Reproduce the records below exactly as given.

[Stored entries]
=====

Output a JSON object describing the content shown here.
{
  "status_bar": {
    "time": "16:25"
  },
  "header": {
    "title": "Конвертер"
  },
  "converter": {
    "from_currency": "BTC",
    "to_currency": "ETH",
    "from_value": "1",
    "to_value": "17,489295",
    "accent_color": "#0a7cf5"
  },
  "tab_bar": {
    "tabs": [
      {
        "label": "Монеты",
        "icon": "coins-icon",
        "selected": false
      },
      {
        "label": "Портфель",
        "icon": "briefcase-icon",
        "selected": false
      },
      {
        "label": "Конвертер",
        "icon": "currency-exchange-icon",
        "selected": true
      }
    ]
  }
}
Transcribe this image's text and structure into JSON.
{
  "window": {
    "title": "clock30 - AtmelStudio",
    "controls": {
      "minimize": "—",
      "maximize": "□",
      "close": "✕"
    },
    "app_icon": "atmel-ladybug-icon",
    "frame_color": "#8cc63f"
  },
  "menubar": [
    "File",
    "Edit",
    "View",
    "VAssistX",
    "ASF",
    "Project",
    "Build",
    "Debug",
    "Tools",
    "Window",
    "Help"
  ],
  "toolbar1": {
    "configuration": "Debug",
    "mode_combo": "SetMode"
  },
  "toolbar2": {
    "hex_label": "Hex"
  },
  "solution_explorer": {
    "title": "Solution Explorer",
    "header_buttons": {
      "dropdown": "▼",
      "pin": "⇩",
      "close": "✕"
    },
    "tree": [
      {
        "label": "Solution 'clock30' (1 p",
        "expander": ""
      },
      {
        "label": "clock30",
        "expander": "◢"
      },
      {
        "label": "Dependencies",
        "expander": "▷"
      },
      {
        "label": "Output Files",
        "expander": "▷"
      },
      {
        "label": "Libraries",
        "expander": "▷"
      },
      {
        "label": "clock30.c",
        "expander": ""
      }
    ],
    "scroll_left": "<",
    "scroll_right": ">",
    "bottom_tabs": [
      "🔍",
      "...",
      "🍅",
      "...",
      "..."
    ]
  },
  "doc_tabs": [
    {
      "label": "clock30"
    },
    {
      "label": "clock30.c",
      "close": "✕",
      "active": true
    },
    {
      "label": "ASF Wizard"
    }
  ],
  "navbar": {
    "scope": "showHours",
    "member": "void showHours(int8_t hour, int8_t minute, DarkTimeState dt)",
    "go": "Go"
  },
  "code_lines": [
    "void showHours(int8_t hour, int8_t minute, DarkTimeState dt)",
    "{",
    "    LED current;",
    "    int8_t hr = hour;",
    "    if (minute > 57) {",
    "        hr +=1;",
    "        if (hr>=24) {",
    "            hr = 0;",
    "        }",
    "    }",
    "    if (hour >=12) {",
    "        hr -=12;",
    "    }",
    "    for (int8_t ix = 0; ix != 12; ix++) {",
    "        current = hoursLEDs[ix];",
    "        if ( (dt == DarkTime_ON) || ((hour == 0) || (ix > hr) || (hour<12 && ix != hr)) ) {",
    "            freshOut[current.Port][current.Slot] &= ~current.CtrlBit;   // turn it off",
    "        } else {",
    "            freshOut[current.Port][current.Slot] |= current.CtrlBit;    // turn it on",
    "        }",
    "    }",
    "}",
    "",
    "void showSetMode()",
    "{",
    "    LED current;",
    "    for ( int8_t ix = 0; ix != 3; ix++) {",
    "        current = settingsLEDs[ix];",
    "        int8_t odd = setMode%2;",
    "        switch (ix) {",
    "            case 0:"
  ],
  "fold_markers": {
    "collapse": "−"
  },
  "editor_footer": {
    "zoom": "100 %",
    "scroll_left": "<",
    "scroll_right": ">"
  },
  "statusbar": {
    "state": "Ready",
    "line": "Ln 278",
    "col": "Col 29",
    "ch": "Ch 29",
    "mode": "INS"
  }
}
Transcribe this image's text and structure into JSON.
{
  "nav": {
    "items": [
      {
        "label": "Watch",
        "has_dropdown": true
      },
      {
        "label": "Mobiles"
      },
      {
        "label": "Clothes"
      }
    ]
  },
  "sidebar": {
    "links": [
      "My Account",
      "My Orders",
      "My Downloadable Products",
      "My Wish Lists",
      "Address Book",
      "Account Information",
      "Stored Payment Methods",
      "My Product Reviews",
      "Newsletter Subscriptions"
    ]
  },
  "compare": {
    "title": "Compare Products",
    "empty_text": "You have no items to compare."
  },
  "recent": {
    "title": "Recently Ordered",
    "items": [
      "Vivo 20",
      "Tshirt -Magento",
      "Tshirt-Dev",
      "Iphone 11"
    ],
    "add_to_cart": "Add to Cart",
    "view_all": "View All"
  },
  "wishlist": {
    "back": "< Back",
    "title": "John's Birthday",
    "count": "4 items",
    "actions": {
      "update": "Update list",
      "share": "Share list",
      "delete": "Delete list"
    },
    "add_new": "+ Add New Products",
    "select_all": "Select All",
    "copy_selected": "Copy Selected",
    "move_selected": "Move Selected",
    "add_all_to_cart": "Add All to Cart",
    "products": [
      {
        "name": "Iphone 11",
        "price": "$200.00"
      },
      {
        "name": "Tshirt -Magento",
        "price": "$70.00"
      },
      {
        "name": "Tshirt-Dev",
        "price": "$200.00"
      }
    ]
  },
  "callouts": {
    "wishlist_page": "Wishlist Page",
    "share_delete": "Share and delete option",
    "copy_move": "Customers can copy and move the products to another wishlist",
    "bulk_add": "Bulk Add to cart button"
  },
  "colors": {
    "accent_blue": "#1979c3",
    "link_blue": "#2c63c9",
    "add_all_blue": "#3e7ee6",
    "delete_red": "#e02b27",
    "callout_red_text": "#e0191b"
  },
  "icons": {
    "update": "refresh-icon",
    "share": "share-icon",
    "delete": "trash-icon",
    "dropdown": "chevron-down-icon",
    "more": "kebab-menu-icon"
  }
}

=====

## Correct answer
Output a JSON object describing the content shown here.
{
  "status_bar": {
    "time": "16:25"
  },
  "header": {
    "title": "Конвертер"
  },
  "converter": {
    "from_currency": "BTC",
    "to_currency": "ETH",
    "from_value": "1",
    "to_value": "17,489295",
    "accent_color": "#0a7cf5"
  },
  "tab_bar": {
    "tabs": [
      {
        "label": "Монеты",
        "icon": "coins-icon",
        "selected": false
      },
      {
        "label": "Портфель",
        "icon": "briefcase-icon",
        "selected": false
      },
      {
        "label": "Конвертер",
        "icon": "currency-exchange-icon",
        "selected": true
      }
    ]
  }
}
Transcribe this image's text and structure into JSON.
{
  "window": {
    "title": "clock30 - AtmelStudio",
    "controls": {
      "minimize": "—",
      "maximize": "□",
      "close": "✕"
    },
    "app_icon": "atmel-ladybug-icon",
    "frame_color": "#8cc63f"
  },
  "menubar": [
    "File",
    "Edit",
    "View",
    "VAssistX",
    "ASF",
    "Project",
    "Build",
    "Debug",
    "Tools",
    "Window",
    "Help"
  ],
  "toolbar1": {
    "configuration": "Debug",
    "mode_combo": "SetMode"
  },
  "toolbar2": {
    "hex_label": "Hex"
  },
  "solution_explorer": {
    "title": "Solution Explorer",
    "header_buttons": {
      "dropdown": "▼",
      "pin": "⇩",
      "close": "✕"
    },
    "tree": [
      {
        "label": "Solution 'clock30' (1 p",
        "expander": ""
      },
      {
        "label": "clock30",
        "expander": "◢"
      },
      {
        "label": "Dependencies",
        "expander": "▷"
      },
      {
        "label": "Output Files",
        "expander": "▷"
      },
      {
        "label": "Libraries",
        "expander": "▷"
      },
      {
        "label": "clock30.c",
        "expander": ""
      }
    ],
    "scroll_left": "<",
    "scroll_right": ">",
    "bottom_tabs": [
      "🔍",
      "...",
      "🍅",
      "...",
      "..."
    ]
  },
  "doc_tabs": [
    {
      "label": "clock30"
    },
    {
      "label": "clock30.c",
      "close": "✕",
      "active": true
    },
    {
      "label": "ASF Wizard"
    }
  ],
  "navbar": {
    "scope": "showHours",
    "member": "void showHours(int8_t hour, int8_t minute, DarkTimeState dt)",
    "go": "Go"
  },
  "code_lines": [
    "void showHours(int8_t hour, int8_t minute, DarkTimeState dt)",
    "{",
    "    LED current;",
    "    int8_t hr = hour;",
    "    if (minute > 57) {",
    "        hr +=1;",
    "        if (hr>=24) {",
    "            hr = 0;",
    "        }",
    "    }",
    "    if (hour >=12) {",
    "        hr -=12;",
    "    }",
    "    for (int8_t ix = 0; ix != 12; ix++) {",
    "        current = hoursLEDs[ix];",
    "        if ( (dt == DarkTime_ON) || ((hour == 0) || (ix > hr) || (hour<12 && ix != hr)) ) {",
    "            freshOut[current.Port][current.Slot] &= ~current.CtrlBit;   // turn it off",
    "        } else {",
    "            freshOut[current.Port][current.Slot] |= current.CtrlBit;    // turn it on",
    "        }",
    "    }",
    "}",
    "",
    "void showSetMode()",
    "{",
    "    LED current;",
    "    for ( int8_t ix = 0; ix != 3; ix++) {",
    "        current = settingsLEDs[ix];",
    "        int8_t odd = setMode%2;",
    "        switch (ix) {",
    "            case 0:"
  ],
  "fold_markers": {
    "collapse": "−"
  },
  "editor_footer": {
    "zoom": "100 %",
    "scroll_left": "<",
    "scroll_right": ">"
  },
  "statusbar": {
    "state": "Ready",
    "line": "Ln 278",
    "col": "Col 29",
    "ch": "Ch 29",
    "mode": "INS"
  }
}
Transcribe this image's text and structure into JSON.
{
  "nav": {
    "items": [
      {
        "label": "Watch",
        "has_dropdown": true
      },
      {
        "label": "Mobiles"
      },
      {
        "label": "Clothes"
      }
    ]
  },
  "sidebar": {
    "links": [
      "My Account",
      "My Orders",
      "My Downloadable Products",
      "My Wish Lists",
      "Address Book",
      "Account Information",
      "Stored Payment Methods",
      "My Product Reviews",
      "Newsletter Subscriptions"
    ]
  },
  "compare": {
    "title": "Compare Products",
    "empty_text": "You have no items to compare."
  },
  "recent": {
    "title": "Recently Ordered",
    "items": [
      "Vivo 20",
      "Tshirt -Magento",
      "Tshirt-Dev",
      "Iphone 11"
    ],
    "add_to_cart": "Add to Cart",
    "view_all": "View All"
  },
  "wishlist": {
    "back": "< Back",
    "title": "John's Birthday",
    "count": "4 items",
    "actions": {
      "update": "Update list",
      "share": "Share list",
      "delete": "Delete list"
    },
    "add_new": "+ Add New Products",
    "select_all": "Select All",
    "copy_selected": "Copy Selected",
    "move_selected": "Move Selected",
    "add_all_to_cart": "Add All to Cart",
    "products": [
      {
        "name": "Iphone 11",
        "price": "$200.00"
      },
      {
        "name": "Tshirt -Magento",
        "price": "$70.00"
      },
      {
        "name": "Tshirt-Dev",
        "price": "$200.00"
      }
    ]
  },
  "callouts": {
    "wishlist_page": "Wishlist Page",
    "share_delete": "Share and delete option",
    "copy_move": "Customers can copy and move the products to another wishlist",
    "bulk_add": "Bulk Add to cart button"
  },
  "colors": {
    "accent_blue": "#1979c3",
    "link_blue": "#2c63c9",
    "add_all_blue": "#3e7ee6",
    "delete_red": "#e02b27",
    "callout_red_text": "#e0191b"
  },
  "icons": {
    "update": "refresh-icon",
    "share": "share-icon",
    "delete": "trash-icon",
    "dropdown": "chevron-down-icon",
    "more": "kebab-menu-icon"
  }
}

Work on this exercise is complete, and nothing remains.